[Required work]: In the entries that follow, how many lines hold the string "subtitle"? Give only that number.

[Material shown]:
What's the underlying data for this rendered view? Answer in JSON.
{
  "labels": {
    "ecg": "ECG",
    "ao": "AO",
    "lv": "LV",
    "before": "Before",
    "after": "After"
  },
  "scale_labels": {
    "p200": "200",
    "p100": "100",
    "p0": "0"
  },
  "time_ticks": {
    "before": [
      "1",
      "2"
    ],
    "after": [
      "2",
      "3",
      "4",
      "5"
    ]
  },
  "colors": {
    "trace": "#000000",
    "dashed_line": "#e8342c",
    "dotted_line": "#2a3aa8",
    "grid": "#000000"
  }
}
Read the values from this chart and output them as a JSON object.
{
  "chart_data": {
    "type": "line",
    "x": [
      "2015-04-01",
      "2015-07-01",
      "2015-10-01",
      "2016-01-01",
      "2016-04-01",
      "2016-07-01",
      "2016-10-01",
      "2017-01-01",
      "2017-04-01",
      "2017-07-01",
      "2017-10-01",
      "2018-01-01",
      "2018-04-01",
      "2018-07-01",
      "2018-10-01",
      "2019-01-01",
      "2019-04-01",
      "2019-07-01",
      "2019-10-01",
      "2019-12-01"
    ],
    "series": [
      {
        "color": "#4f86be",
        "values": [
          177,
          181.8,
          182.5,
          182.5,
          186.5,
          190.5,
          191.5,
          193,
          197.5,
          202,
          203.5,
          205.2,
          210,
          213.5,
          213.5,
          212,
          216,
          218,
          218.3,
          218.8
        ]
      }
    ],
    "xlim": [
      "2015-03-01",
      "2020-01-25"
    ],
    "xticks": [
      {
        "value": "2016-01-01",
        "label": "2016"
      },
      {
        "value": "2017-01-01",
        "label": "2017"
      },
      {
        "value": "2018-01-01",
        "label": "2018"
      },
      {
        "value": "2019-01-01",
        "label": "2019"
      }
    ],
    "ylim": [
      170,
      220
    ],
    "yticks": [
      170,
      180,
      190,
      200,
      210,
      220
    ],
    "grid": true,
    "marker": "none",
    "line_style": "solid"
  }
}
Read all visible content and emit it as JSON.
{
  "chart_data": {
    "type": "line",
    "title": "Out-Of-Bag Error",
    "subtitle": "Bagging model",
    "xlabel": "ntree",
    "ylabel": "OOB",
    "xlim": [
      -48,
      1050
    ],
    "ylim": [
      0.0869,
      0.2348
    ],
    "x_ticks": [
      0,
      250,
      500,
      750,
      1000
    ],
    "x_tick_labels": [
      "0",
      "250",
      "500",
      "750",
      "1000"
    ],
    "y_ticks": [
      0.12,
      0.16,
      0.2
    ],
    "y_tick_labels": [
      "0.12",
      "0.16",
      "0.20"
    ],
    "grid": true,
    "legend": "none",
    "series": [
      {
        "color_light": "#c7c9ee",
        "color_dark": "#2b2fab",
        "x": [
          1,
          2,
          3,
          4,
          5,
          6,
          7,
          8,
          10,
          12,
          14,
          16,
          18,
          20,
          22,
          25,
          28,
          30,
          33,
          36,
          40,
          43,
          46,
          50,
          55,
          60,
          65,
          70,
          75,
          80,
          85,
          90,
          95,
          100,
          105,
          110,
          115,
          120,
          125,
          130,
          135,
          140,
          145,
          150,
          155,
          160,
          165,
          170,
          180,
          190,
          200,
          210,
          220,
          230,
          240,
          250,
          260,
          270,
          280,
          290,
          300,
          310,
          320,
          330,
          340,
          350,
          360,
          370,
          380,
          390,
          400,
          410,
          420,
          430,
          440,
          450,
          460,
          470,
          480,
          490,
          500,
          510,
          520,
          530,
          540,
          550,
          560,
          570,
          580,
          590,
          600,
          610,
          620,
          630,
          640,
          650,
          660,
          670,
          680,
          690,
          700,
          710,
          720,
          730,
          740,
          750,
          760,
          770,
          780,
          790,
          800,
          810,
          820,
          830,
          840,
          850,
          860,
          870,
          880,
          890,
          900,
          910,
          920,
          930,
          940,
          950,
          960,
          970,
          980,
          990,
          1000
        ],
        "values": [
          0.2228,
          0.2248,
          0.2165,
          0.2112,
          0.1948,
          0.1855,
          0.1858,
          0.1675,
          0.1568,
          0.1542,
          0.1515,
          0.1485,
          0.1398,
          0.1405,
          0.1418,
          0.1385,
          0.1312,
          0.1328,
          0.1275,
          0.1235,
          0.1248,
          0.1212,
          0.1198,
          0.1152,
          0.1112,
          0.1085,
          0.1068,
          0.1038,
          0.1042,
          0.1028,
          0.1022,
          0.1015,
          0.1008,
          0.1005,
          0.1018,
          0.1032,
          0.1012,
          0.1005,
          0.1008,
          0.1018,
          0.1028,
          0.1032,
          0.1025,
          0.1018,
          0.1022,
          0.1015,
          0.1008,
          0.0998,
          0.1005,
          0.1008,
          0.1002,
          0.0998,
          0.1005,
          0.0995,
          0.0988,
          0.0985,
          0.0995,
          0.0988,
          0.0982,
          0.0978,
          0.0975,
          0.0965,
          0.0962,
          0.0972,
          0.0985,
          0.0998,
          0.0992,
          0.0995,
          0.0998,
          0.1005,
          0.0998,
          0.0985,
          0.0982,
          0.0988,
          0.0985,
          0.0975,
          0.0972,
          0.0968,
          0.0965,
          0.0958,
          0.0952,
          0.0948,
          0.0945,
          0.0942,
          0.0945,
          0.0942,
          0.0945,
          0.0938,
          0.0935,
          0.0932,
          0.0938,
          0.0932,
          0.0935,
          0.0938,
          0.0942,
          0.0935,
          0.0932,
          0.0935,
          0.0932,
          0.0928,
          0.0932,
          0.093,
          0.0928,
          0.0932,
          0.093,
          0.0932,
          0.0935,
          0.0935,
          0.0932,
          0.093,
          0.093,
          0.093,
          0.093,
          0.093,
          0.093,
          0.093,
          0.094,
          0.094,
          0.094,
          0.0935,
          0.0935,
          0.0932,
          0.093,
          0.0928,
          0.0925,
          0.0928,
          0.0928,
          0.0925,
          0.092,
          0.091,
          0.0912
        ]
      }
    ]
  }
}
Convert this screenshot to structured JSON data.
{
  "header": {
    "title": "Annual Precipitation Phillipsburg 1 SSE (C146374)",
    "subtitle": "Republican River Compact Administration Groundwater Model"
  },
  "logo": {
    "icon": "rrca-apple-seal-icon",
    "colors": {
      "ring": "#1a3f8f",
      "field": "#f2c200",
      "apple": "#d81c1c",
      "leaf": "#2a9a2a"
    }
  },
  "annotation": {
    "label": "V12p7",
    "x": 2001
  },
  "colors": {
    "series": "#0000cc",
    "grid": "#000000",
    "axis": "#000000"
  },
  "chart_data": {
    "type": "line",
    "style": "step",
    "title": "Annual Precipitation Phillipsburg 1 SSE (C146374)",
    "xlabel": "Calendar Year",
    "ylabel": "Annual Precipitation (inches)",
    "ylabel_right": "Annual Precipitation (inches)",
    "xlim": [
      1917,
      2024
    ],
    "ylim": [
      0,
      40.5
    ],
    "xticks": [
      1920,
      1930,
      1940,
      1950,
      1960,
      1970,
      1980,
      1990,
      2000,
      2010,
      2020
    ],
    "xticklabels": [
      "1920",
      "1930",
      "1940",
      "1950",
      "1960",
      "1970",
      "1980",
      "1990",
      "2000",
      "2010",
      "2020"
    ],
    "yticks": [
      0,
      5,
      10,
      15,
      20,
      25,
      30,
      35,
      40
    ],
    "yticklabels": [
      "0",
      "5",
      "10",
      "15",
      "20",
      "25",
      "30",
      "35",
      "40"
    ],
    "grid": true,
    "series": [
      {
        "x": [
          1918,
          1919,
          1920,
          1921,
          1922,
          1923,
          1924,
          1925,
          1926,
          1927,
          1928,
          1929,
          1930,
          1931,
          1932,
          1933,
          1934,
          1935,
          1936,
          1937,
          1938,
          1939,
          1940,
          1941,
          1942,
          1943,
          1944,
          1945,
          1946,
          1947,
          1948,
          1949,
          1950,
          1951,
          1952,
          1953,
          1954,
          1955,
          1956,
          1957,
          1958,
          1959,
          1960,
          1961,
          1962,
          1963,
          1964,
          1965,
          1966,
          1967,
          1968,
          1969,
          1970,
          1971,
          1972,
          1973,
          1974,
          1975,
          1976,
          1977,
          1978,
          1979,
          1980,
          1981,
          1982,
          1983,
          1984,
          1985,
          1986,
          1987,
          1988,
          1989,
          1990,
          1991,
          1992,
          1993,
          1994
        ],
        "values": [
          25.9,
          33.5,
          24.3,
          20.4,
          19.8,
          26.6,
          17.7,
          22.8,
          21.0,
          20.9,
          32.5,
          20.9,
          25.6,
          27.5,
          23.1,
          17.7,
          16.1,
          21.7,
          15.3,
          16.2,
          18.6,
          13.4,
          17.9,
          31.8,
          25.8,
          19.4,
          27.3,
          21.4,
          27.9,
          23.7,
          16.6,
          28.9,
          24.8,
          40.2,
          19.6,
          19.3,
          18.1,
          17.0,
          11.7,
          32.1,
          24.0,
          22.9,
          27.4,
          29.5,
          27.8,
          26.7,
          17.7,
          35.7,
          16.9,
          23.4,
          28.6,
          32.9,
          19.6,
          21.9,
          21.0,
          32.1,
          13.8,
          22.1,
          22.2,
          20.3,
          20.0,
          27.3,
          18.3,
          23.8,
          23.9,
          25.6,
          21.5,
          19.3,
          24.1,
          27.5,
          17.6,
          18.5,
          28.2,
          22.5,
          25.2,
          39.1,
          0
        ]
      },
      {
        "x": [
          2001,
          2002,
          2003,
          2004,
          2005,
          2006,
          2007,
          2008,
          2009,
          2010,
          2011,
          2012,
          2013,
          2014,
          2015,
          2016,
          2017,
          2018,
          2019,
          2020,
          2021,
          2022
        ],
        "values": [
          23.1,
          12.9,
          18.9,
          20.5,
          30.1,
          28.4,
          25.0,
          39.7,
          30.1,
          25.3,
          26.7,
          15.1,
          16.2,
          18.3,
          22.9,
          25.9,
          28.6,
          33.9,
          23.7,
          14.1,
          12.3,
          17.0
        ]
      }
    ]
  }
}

[Answer for the task]: 2